Work instructions: From the listing below, extract every line containing "María".

Extracted data entries:
* Begin *
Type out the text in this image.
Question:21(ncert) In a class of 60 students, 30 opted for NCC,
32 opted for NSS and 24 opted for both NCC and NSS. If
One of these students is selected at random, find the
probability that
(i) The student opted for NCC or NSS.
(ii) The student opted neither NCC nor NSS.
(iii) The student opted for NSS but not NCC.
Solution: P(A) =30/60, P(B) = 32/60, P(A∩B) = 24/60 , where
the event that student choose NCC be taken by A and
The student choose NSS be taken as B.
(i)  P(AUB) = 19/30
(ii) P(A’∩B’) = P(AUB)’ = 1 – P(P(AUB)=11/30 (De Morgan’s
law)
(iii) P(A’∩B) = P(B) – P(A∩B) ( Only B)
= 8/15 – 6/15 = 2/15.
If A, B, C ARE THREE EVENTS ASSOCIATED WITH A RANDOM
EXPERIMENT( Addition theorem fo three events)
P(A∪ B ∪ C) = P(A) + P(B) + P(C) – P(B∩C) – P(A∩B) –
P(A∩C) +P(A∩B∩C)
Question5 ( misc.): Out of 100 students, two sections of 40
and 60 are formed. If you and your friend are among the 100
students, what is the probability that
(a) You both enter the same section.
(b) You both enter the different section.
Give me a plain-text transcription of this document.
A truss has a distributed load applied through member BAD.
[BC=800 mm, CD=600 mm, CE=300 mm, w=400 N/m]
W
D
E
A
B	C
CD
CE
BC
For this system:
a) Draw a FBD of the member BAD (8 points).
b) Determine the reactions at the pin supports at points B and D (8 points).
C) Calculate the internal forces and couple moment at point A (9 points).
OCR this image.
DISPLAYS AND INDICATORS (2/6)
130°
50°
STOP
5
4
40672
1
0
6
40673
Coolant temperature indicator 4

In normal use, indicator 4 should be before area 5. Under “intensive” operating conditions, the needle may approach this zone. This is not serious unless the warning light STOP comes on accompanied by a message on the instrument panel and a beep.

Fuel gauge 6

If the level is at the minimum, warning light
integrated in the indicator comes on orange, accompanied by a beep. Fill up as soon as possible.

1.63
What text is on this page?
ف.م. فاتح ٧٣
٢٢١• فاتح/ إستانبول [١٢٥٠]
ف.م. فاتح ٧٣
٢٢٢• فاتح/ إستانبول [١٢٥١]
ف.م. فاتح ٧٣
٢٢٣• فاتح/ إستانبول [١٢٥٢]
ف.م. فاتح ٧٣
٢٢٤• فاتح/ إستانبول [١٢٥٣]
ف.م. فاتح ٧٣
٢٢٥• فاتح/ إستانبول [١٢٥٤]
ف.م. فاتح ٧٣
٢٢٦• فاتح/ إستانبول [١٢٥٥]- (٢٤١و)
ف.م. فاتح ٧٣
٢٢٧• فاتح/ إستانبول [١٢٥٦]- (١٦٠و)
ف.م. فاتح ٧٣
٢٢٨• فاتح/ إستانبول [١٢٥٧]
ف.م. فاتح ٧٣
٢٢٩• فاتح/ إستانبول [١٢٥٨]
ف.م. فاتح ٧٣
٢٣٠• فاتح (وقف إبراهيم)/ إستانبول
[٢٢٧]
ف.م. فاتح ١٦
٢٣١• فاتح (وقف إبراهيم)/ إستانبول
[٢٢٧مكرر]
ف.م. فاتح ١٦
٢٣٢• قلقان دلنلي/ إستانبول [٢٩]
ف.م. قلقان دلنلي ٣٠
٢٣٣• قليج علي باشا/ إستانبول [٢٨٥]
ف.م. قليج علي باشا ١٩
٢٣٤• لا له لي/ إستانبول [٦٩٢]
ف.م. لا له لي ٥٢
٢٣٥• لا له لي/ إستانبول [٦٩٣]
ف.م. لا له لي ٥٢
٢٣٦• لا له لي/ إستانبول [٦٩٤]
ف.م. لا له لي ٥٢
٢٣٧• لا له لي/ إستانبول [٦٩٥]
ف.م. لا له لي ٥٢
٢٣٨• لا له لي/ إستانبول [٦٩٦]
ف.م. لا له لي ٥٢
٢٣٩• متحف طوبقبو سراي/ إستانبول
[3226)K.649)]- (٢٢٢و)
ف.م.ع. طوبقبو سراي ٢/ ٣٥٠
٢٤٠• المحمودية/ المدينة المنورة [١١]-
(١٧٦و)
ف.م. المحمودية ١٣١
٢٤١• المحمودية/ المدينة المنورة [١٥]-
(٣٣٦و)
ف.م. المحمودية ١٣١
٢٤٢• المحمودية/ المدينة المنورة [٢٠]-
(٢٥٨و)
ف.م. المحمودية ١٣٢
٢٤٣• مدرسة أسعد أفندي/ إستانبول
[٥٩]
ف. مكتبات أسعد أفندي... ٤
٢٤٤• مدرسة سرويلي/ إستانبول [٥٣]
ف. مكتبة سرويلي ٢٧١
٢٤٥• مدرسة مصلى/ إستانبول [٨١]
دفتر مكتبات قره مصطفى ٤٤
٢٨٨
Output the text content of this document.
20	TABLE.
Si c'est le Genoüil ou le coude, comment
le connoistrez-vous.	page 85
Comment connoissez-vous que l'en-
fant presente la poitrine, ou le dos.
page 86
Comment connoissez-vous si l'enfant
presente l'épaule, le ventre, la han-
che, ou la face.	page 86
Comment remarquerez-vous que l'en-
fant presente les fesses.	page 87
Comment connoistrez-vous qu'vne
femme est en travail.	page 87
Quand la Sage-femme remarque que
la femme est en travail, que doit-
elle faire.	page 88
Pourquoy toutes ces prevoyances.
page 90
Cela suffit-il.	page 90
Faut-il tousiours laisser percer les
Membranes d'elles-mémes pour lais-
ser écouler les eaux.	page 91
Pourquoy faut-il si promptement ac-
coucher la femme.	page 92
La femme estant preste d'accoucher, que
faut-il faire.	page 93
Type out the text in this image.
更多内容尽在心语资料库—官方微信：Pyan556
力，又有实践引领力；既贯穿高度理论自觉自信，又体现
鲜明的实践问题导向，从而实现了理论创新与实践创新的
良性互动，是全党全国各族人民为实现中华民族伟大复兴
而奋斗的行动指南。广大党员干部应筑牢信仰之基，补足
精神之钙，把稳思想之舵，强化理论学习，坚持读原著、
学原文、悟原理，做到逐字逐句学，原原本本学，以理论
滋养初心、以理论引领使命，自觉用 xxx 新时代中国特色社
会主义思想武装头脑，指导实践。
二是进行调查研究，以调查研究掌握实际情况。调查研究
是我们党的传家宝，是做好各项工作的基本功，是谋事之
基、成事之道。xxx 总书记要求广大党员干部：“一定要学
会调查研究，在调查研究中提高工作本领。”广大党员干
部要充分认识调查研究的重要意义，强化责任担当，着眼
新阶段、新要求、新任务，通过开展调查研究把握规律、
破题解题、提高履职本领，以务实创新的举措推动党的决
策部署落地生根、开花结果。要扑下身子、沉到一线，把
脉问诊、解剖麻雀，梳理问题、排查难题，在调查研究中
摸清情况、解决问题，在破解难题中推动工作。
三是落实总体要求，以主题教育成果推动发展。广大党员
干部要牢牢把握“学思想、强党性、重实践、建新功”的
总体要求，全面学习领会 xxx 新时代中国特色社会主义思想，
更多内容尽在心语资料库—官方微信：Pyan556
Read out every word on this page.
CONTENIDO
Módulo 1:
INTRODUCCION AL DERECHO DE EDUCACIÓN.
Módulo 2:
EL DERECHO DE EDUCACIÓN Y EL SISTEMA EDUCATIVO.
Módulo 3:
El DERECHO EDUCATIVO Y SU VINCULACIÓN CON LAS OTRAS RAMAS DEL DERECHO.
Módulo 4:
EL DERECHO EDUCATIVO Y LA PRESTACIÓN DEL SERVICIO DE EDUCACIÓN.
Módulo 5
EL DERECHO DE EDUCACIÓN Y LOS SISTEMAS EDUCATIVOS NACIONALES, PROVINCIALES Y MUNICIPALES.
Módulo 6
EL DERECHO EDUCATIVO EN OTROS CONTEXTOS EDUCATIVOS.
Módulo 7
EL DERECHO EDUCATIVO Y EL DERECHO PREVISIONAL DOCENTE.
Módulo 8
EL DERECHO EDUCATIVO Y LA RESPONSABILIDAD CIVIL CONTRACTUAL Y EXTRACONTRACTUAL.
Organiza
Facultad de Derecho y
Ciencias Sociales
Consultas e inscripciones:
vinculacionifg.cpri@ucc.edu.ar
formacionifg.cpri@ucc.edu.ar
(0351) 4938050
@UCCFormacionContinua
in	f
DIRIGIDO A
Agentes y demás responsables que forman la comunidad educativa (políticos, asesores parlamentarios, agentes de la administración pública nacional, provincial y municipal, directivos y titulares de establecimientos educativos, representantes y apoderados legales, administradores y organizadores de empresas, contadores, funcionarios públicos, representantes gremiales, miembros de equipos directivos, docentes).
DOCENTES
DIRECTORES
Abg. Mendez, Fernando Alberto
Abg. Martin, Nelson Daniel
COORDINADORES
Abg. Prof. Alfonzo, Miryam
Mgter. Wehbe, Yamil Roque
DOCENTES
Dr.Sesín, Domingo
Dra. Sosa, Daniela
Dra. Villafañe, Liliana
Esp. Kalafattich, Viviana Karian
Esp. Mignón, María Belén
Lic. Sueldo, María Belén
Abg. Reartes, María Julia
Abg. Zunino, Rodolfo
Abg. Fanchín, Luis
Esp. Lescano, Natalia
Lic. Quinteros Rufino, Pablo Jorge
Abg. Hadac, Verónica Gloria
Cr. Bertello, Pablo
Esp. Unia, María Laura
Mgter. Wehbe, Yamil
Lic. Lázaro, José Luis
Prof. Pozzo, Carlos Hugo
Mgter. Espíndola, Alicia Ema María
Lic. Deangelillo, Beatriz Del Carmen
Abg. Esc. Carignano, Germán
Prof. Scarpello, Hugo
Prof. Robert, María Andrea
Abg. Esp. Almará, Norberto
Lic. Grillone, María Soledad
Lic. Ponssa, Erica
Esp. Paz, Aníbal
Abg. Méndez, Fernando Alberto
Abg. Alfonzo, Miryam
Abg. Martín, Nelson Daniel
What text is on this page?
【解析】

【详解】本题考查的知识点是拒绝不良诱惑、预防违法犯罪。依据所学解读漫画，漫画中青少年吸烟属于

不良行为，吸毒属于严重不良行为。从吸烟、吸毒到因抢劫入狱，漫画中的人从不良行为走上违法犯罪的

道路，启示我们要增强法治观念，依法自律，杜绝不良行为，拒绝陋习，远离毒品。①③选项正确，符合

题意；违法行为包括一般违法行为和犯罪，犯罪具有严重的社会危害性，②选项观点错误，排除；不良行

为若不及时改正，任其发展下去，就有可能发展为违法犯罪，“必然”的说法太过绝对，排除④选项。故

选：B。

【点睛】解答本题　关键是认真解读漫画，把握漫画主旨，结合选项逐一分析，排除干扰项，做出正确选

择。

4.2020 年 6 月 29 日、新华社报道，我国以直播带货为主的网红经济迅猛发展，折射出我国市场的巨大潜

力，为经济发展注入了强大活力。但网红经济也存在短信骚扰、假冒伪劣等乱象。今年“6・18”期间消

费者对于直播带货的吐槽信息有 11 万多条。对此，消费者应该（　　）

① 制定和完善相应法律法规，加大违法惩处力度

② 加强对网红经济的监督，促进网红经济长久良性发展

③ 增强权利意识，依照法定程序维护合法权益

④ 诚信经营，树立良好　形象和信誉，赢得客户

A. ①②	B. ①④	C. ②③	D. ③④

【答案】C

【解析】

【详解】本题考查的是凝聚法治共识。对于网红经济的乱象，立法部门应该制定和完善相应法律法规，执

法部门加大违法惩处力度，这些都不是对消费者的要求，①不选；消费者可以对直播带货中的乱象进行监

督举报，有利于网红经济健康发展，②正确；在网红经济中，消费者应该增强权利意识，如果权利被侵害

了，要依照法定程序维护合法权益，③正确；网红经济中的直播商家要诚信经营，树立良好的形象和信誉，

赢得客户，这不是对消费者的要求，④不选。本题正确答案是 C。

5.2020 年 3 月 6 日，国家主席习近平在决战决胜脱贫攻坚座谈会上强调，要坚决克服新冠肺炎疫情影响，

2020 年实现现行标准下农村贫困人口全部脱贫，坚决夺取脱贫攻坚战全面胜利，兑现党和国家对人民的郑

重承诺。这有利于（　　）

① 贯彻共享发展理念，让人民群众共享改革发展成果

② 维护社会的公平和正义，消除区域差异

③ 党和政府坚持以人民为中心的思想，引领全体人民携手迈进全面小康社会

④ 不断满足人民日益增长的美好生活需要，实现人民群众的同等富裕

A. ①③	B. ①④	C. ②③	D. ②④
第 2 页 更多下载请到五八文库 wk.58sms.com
* End *
Answer to the problem:
Esp. Mignón, María Belén
Lic. Sueldo, María Belén
Abg. Reartes, María Julia
Esp. Unia, María Laura
Mgter. Espíndola, Alicia Ema María
Prof. Robert, María Andrea
Lic. Grillone, María Soledad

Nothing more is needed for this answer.